** Exercise instructions **
Retype everything in the listing, leaving each line exactly as it is.

(Dataset excerpt)
.....
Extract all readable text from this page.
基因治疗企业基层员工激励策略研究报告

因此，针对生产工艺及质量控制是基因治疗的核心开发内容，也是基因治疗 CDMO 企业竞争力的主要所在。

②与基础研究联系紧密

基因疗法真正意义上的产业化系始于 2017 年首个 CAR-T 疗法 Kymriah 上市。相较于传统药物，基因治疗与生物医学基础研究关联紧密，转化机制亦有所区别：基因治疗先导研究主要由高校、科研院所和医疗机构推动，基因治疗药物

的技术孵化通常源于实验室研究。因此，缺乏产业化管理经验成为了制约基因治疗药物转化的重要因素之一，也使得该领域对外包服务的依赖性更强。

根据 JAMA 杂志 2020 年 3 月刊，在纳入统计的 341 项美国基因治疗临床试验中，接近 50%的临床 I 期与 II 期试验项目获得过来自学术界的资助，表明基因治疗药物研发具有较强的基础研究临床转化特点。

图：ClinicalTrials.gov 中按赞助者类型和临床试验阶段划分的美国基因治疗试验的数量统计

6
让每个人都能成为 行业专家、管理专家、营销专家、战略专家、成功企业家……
.....
** Answer **
Extract all readable text from this page.
基因治疗企业基层员工激励策略研究报告

因此，针对生产工艺及质量控制是基因治疗的核心开发内容，也是基因治疗 CDMO 企业竞争力的主要所在。

②与基础研究联系紧密

基因疗法真正意义上的产业化系始于 2017 年首个 CAR-T 疗法 Kymriah 上市。相较于传统药物，基因治疗与生物医学基础研究关联紧密，转化机制亦有所区别：基因治疗先导研究主要由高校、科研院所和医疗机构推动，基因治疗药物

的技术孵化通常源于实验室研究。因此，缺乏产业化管理经验成为了制约基因治疗药物转化的重要因素之一，也使得该领域对外包服务的依赖性更强。

根据 JAMA 杂志 2020 年 3 月刊，在纳入统计的 341 项美国基因治疗临床试验中，接近 50%的临床 I 期与 II 期试验项目获得过来自学术界的资助，表明基因治疗药物研发具有较强的基础研究临床转化特点。

图：ClinicalTrials.gov 中按赞助者类型和临床试验阶段划分的美国基因治疗试验的数量统计

6
让每个人都能成为 行业专家、管理专家、营销专家、战略专家、成功企业家……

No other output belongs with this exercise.